**PROBLEM TO WORK ON:**
Show every line of the records below that contains the word "молнии".

════════════════════

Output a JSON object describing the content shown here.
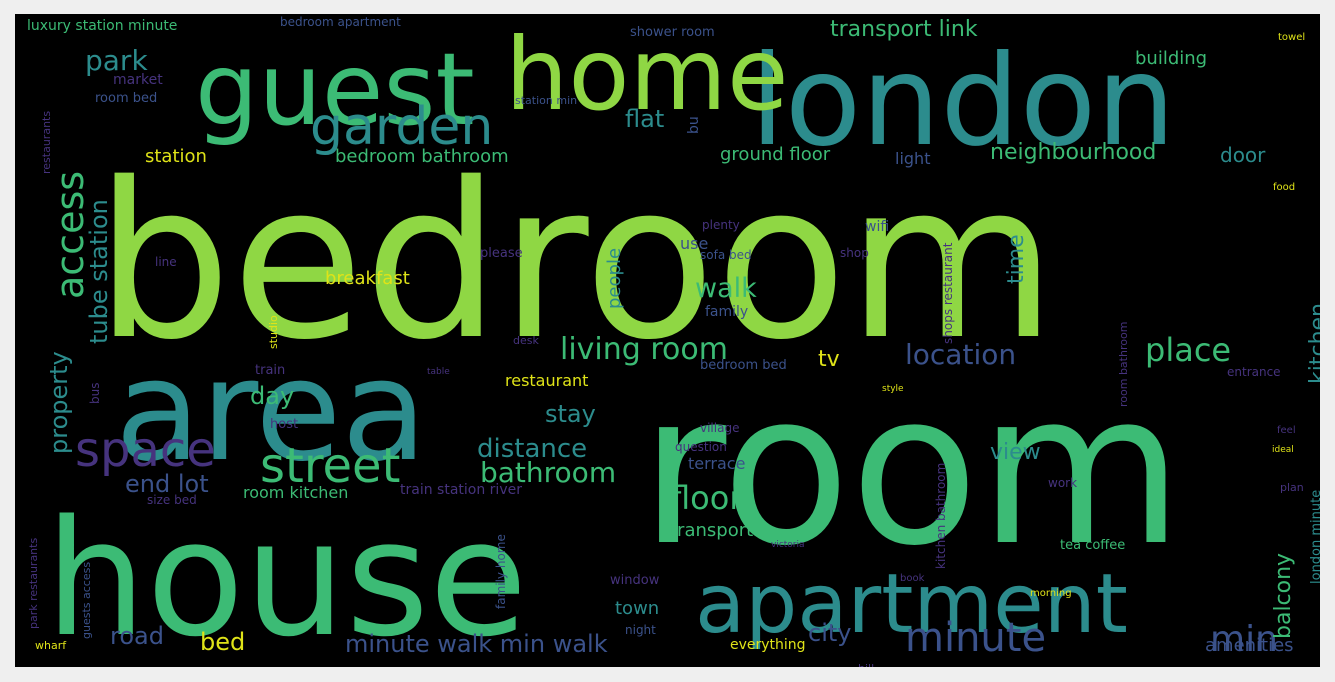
{
  "cloud": {
    "background": "#000000",
    "page_background": "#efefef",
    "palette": {
      "lime": "#8fd744",
      "green": "#3cbb75",
      "teal": "#2c8c8d",
      "blue": "#3b528b",
      "purple": "#46337e",
      "yellow": "#dfe318"
    },
    "words": [
      {
        "text": "bedroom",
        "color": "lime"
      },
      {
        "text": "room",
        "color": "green"
      },
      {
        "text": "house",
        "color": "green"
      },
      {
        "text": "area",
        "color": "teal"
      },
      {
        "text": "london",
        "color": "teal"
      },
      {
        "text": "guest",
        "color": "green"
      },
      {
        "text": "home",
        "color": "lime"
      },
      {
        "text": "apartment",
        "color": "teal"
      },
      {
        "text": "garden",
        "color": "teal"
      },
      {
        "text": "street",
        "color": "green"
      },
      {
        "text": "space",
        "color": "purple"
      },
      {
        "text": "access",
        "color": "green"
      },
      {
        "text": "minute",
        "color": "blue"
      },
      {
        "text": "min",
        "color": "blue"
      },
      {
        "text": "living room",
        "color": "green"
      },
      {
        "text": "place",
        "color": "green"
      },
      {
        "text": "location",
        "color": "blue"
      },
      {
        "text": "floor",
        "color": "green"
      },
      {
        "text": "bathroom",
        "color": "green"
      },
      {
        "text": "walk",
        "color": "green"
      },
      {
        "text": "distance",
        "color": "teal"
      },
      {
        "text": "tube station",
        "color": "teal"
      },
      {
        "text": "park",
        "color": "teal"
      },
      {
        "text": "flat",
        "color": "teal"
      },
      {
        "text": "neighbourhood",
        "color": "green"
      },
      {
        "text": "transport link",
        "color": "green"
      },
      {
        "text": "end lot",
        "color": "blue"
      },
      {
        "text": "property",
        "color": "teal"
      },
      {
        "text": "day",
        "color": "green"
      },
      {
        "text": "stay",
        "color": "teal"
      },
      {
        "text": "view",
        "color": "teal"
      },
      {
        "text": "time",
        "color": "teal"
      },
      {
        "text": "kitchen",
        "color": "teal"
      },
      {
        "text": "balcony",
        "color": "green"
      },
      {
        "text": "bed",
        "color": "yellow"
      },
      {
        "text": "road",
        "color": "blue"
      },
      {
        "text": "city",
        "color": "blue"
      },
      {
        "text": "tv",
        "color": "yellow"
      },
      {
        "text": "minute walk min walk",
        "color": "blue"
      },
      {
        "text": "amenities",
        "color": "blue"
      },
      {
        "text": "transport",
        "color": "green"
      },
      {
        "text": "town",
        "color": "teal"
      },
      {
        "text": "room kitchen",
        "color": "green"
      },
      {
        "text": "restaurant",
        "color": "yellow"
      },
      {
        "text": "breakfast",
        "color": "yellow"
      },
      {
        "text": "station",
        "color": "yellow"
      },
      {
        "text": "bedroom bathroom",
        "color": "green"
      },
      {
        "text": "ground floor",
        "color": "green"
      },
      {
        "text": "light",
        "color": "blue"
      },
      {
        "text": "door",
        "color": "teal"
      },
      {
        "text": "building",
        "color": "green"
      },
      {
        "text": "people",
        "color": "teal"
      },
      {
        "text": "use",
        "color": "blue"
      },
      {
        "text": "family",
        "color": "blue"
      },
      {
        "text": "terrace",
        "color": "blue"
      },
      {
        "text": "luxury station minute",
        "color": "green"
      },
      {
        "text": "bedroom apartment",
        "color": "blue"
      },
      {
        "text": "shower room",
        "color": "blue"
      },
      {
        "text": "market",
        "color": "purple"
      },
      {
        "text": "room bed",
        "color": "blue"
      },
      {
        "text": "tea coffee",
        "color": "green"
      },
      {
        "text": "everything",
        "color": "yellow"
      },
      {
        "text": "night",
        "color": "blue"
      },
      {
        "text": "window",
        "color": "purple"
      },
      {
        "text": "london minute",
        "color": "teal"
      },
      {
        "text": "train station river",
        "color": "purple"
      },
      {
        "text": "wifi",
        "color": "blue"
      },
      {
        "text": "bu",
        "color": "blue"
      },
      {
        "text": "bedroom bed",
        "color": "blue"
      },
      {
        "text": "sofa bed",
        "color": "blue"
      },
      {
        "text": "station min",
        "color": "blue"
      },
      {
        "text": "family home",
        "color": "blue"
      },
      {
        "text": "plenty",
        "color": "purple"
      },
      {
        "text": "please",
        "color": "purple"
      },
      {
        "text": "shop",
        "color": "purple"
      },
      {
        "text": "village",
        "color": "purple"
      },
      {
        "text": "question",
        "color": "purple"
      },
      {
        "text": "work",
        "color": "purple"
      },
      {
        "text": "entrance",
        "color": "purple"
      },
      {
        "text": "train",
        "color": "purple"
      },
      {
        "text": "host",
        "color": "purple"
      },
      {
        "text": "line",
        "color": "purple"
      },
      {
        "text": "size bed",
        "color": "purple"
      },
      {
        "text": "restaurants",
        "color": "purple"
      },
      {
        "text": "kitchen bathroom",
        "color": "purple"
      },
      {
        "text": "food",
        "color": "yellow"
      },
      {
        "text": "towel",
        "color": "yellow"
      },
      {
        "text": "bus",
        "color": "purple"
      },
      {
        "text": "wharf",
        "color": "yellow"
      },
      {
        "text": "morning",
        "color": "yellow"
      },
      {
        "text": "studio",
        "color": "yellow"
      },
      {
        "text": "desk",
        "color": "purple"
      },
      {
        "text": "hill",
        "color": "purple"
      },
      {
        "text": "plan",
        "color": "purple"
      },
      {
        "text": "feel",
        "color": "purple"
      },
      {
        "text": "ideal",
        "color": "yellow"
      },
      {
        "text": "book",
        "color": "purple"
      },
      {
        "text": "victoria",
        "color": "purple"
      },
      {
        "text": "table",
        "color": "purple"
      },
      {
        "text": "style",
        "color": "yellow"
      },
      {
        "text": "park restaurants",
        "color": "purple"
      },
      {
        "text": "guests access",
        "color": "blue"
      },
      {
        "text": "shops restaurant",
        "color": "purple"
      },
      {
        "text": "room bathroom",
        "color": "purple"
      }
    ]
  }
}
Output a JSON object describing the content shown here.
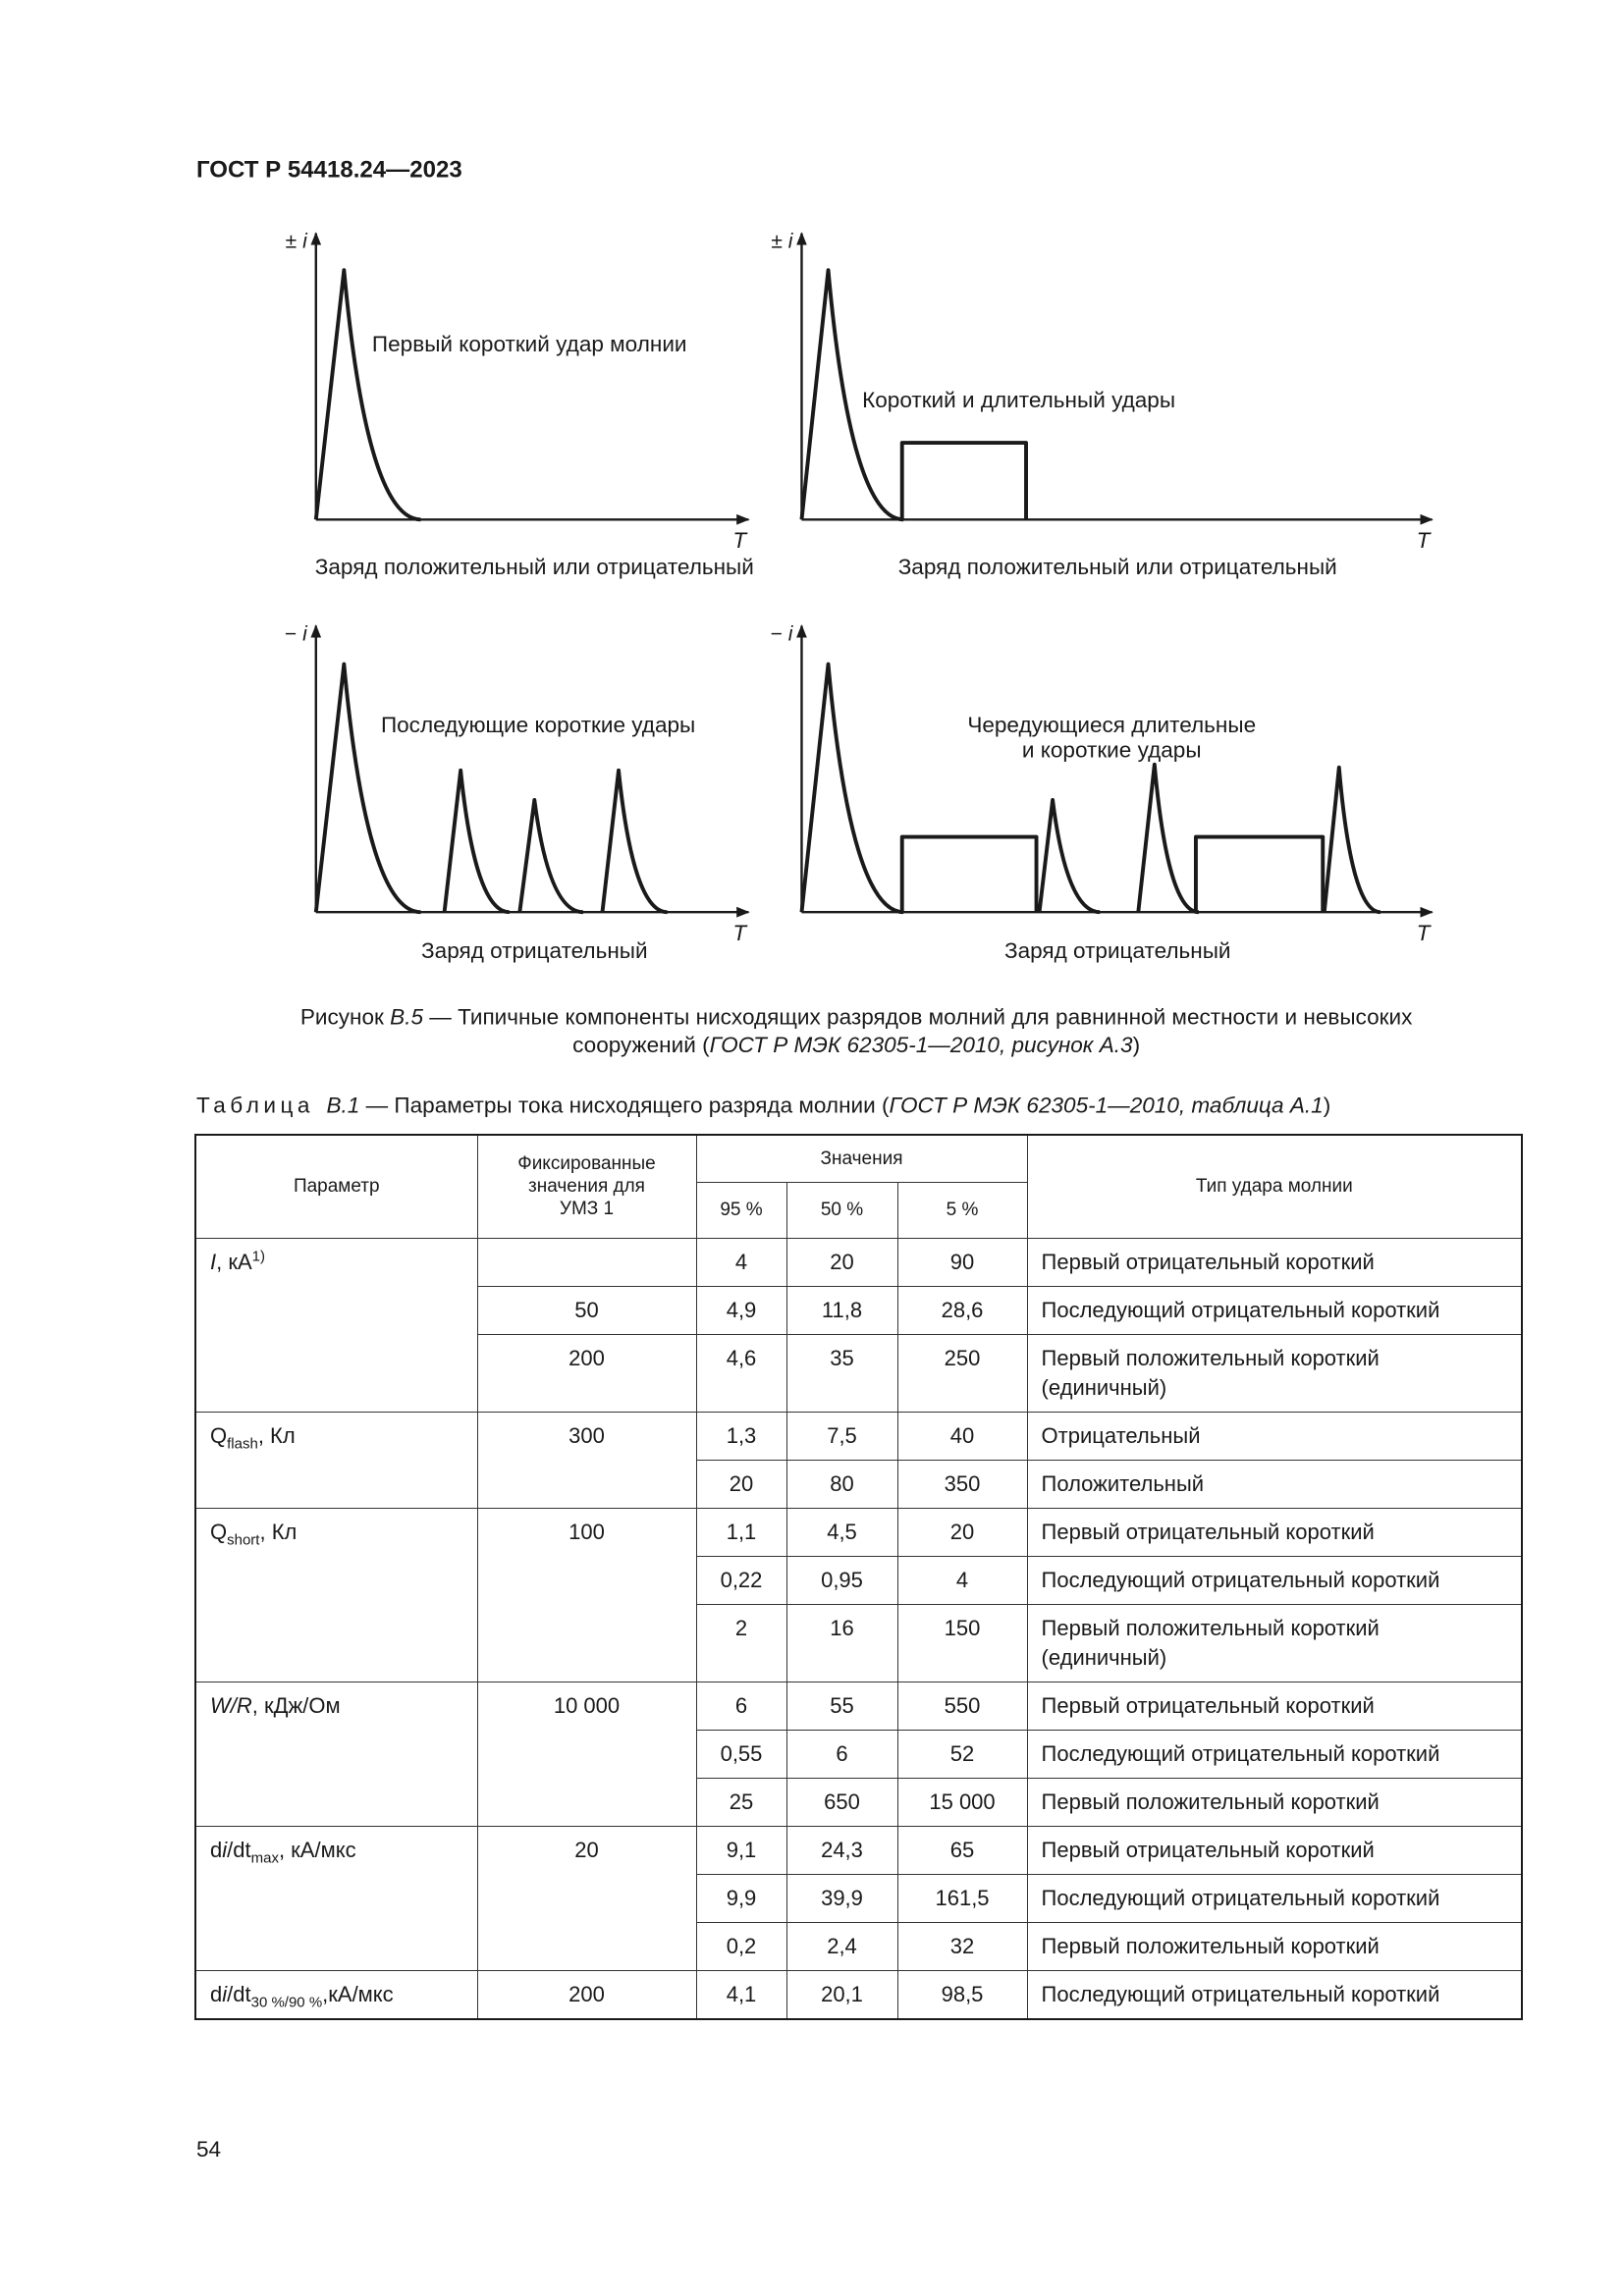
{
  "header": {
    "title": "ГОСТ Р 54418.24—2023"
  },
  "figure": {
    "panels": [
      {
        "y_sign": "±",
        "y_var": "i",
        "x_var": "T",
        "label": [
          "Первый короткий удар молнии"
        ],
        "caption": "Заряд положительный или отрицательный"
      },
      {
        "y_sign": "±",
        "y_var": "i",
        "x_var": "T",
        "label": [
          "Короткий и длительный удары"
        ],
        "caption": "Заряд положительный или отрицательный"
      },
      {
        "y_sign": "−",
        "y_var": "i",
        "x_var": "T",
        "label": [
          "Последующие короткие удары"
        ],
        "caption": "Заряд отрицательный"
      },
      {
        "y_sign": "−",
        "y_var": "i",
        "x_var": "T",
        "label": [
          "Чередующиеся длительные",
          "и короткие удары"
        ],
        "caption": "Заряд отрицательный"
      }
    ],
    "caption": [
      [
        {
          "text": "Рисунок ",
          "style": "normal"
        },
        {
          "text": "В.5",
          "style": "italic"
        },
        {
          "text": " — Типичные компоненты нисходящих разрядов молний для равнинной местности и невысоких",
          "style": "normal"
        }
      ],
      [
        {
          "text": "сооружений (",
          "style": "normal"
        },
        {
          "text": "ГОСТ Р МЭК 62305-1—2010, рисунок А.3",
          "style": "italic"
        },
        {
          "text": ")",
          "style": "normal"
        }
      ]
    ]
  },
  "table": {
    "caption": [
      {
        "text": "Таблица",
        "style": "spaced"
      },
      {
        "text": "В.1",
        "style": "italic"
      },
      {
        "text": " — Параметры тока нисходящего разряда молнии (",
        "style": "normal"
      },
      {
        "text": "ГОСТ Р МЭК 62305-1—2010, таблица А.1",
        "style": "italic"
      },
      {
        "text": ")",
        "style": "normal"
      }
    ],
    "header": {
      "parameter": "Параметр",
      "fixed": "Фиксированные значения для УМЗ 1",
      "values": "Значения",
      "percentiles": [
        "95 %",
        "50 %",
        "5 %"
      ],
      "type": "Тип удара молнии"
    },
    "groups": [
      {
        "parameter": [
          {
            "text": "I",
            "style": "italic"
          },
          {
            "text": ", кА",
            "style": "normal"
          },
          {
            "text": "1)",
            "style": "sup"
          }
        ],
        "rows": [
          {
            "values": [
              "4",
              "20",
              "90"
            ],
            "type": [
              "Первый отрицательный короткий"
            ]
          },
          {
            "fixed": "50",
            "values": [
              "4,9",
              "11,8",
              "28,6"
            ],
            "type": [
              "Последующий отрицательный короткий"
            ]
          },
          {
            "fixed": "200",
            "values": [
              "4,6",
              "35",
              "250"
            ],
            "type": [
              "Первый положительный короткий",
              "(единичный)"
            ]
          }
        ]
      },
      {
        "parameter": [
          {
            "text": "Q",
            "style": "normal"
          },
          {
            "text": "flash",
            "style": "sub"
          },
          {
            "text": ", Кл",
            "style": "normal"
          }
        ],
        "fixed": "300",
        "rows": [
          {
            "values": [
              "1,3",
              "7,5",
              "40"
            ],
            "type": [
              "Отрицательный"
            ]
          },
          {
            "values": [
              "20",
              "80",
              "350"
            ],
            "type": [
              "Положительный"
            ]
          }
        ]
      },
      {
        "parameter": [
          {
            "text": "Q",
            "style": "normal"
          },
          {
            "text": "short",
            "style": "sub"
          },
          {
            "text": ", Кл",
            "style": "normal"
          }
        ],
        "fixed": "100",
        "rows": [
          {
            "values": [
              "1,1",
              "4,5",
              "20"
            ],
            "type": [
              "Первый отрицательный короткий"
            ]
          },
          {
            "values": [
              "0,22",
              "0,95",
              "4"
            ],
            "type": [
              "Последующий отрицательный короткий"
            ]
          },
          {
            "values": [
              "2",
              "16",
              "150"
            ],
            "type": [
              "Первый положительный короткий",
              "(единичный)"
            ]
          }
        ]
      },
      {
        "parameter": [
          {
            "text": "W/R",
            "style": "italic"
          },
          {
            "text": ", кДж/Ом",
            "style": "normal"
          }
        ],
        "fixed": "10 000",
        "rows": [
          {
            "values": [
              "6",
              "55",
              "550"
            ],
            "type": [
              "Первый отрицательный короткий"
            ]
          },
          {
            "values": [
              "0,55",
              "6",
              "52"
            ],
            "type": [
              "Последующий отрицательный короткий"
            ]
          },
          {
            "values": [
              "25",
              "650",
              "15 000"
            ],
            "type": [
              "Первый положительный короткий"
            ]
          }
        ]
      },
      {
        "parameter": [
          {
            "text": "d",
            "style": "normal"
          },
          {
            "text": "i",
            "style": "italic"
          },
          {
            "text": "/dt",
            "style": "normal"
          },
          {
            "text": "max",
            "style": "sub"
          },
          {
            "text": ", кА/мкс",
            "style": "normal"
          }
        ],
        "fixed": "20",
        "rows": [
          {
            "values": [
              "9,1",
              "24,3",
              "65"
            ],
            "type": [
              "Первый отрицательный короткий"
            ]
          },
          {
            "values": [
              "9,9",
              "39,9",
              "161,5"
            ],
            "type": [
              "Последующий отрицательный короткий"
            ]
          },
          {
            "values": [
              "0,2",
              "2,4",
              "32"
            ],
            "type": [
              "Первый положительный короткий"
            ]
          }
        ]
      },
      {
        "parameter": [
          {
            "text": "d",
            "style": "normal"
          },
          {
            "text": "i",
            "style": "italic"
          },
          {
            "text": "/dt",
            "style": "normal"
          },
          {
            "text": "30 %/90 %",
            "style": "sub"
          },
          {
            "text": ",кА/мкс",
            "style": "normal"
          }
        ],
        "fixed": "200",
        "rows": [
          {
            "values": [
              "4,1",
              "20,1",
              "98,5"
            ],
            "type": [
              "Последующий отрицательный короткий"
            ]
          }
        ]
      }
    ]
  },
  "page_number": "54"
}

════════════════════

**ANSWER TO THE PROBLEM:**
          "Первый короткий удар молнии"
        "text": " — Параметры тока нисходящего разряда молнии (",
      "type": "Тип удара молнии"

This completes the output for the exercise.